## Material to process
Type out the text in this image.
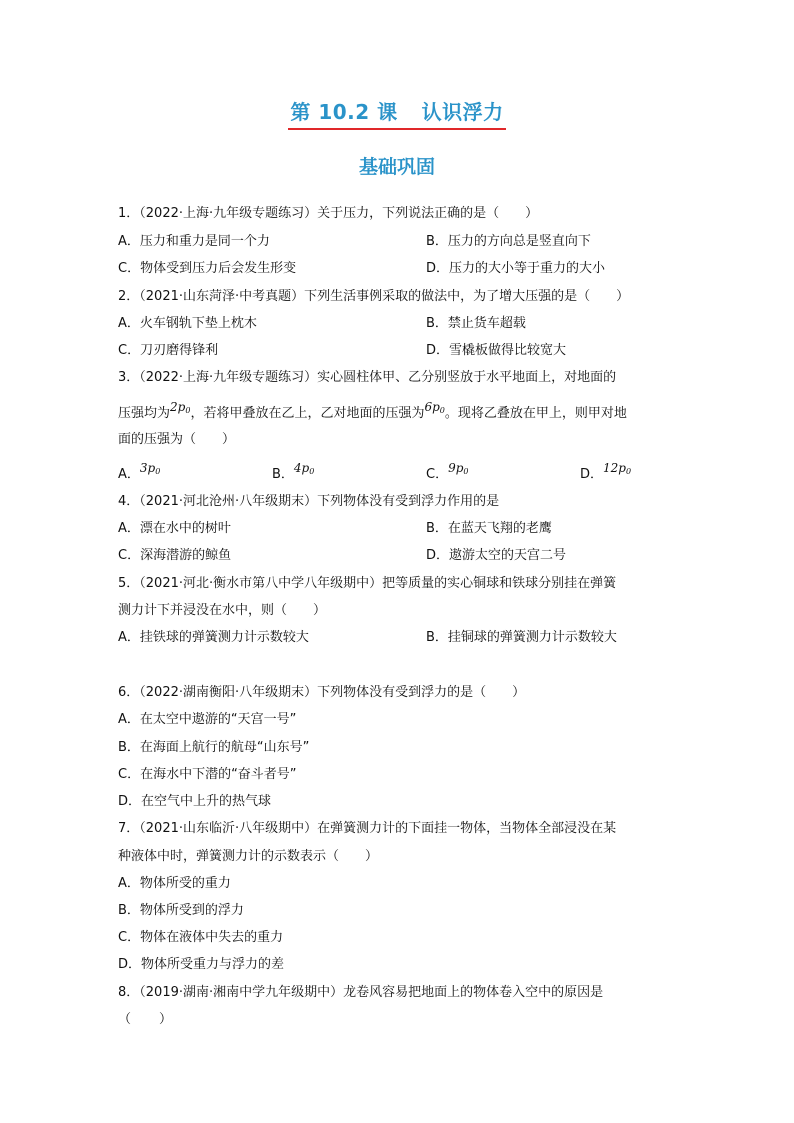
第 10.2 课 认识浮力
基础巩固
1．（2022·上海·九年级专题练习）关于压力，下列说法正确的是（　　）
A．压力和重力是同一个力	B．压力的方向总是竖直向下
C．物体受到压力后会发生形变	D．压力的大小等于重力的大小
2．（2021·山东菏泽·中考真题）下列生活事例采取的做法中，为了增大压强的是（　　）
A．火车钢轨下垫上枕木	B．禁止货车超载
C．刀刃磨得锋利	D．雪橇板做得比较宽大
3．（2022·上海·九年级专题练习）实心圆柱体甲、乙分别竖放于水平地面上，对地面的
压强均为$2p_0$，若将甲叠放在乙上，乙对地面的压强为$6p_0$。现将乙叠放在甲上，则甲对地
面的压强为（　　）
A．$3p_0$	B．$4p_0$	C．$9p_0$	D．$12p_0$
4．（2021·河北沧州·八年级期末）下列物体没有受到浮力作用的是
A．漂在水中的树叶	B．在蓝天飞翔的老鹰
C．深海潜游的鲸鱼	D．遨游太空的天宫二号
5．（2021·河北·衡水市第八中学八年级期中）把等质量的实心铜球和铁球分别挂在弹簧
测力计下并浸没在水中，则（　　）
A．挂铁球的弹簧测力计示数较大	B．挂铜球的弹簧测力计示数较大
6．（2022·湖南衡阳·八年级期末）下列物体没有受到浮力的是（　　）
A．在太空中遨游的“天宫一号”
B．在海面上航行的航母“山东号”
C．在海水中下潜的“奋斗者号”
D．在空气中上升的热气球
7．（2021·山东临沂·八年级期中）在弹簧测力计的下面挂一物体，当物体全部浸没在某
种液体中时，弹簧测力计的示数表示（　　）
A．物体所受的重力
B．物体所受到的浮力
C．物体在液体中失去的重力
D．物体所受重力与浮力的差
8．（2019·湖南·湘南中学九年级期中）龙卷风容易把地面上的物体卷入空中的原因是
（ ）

## Objective
Copy out every line of the listing that includes the string "八年级期末".

## Answer to this task
4．（2021·河北沧州·八年级期末）下列物体没有受到浮力作用的是
6．（2022·湖南衡阳·八年级期末）下列物体没有受到浮力的是（　　）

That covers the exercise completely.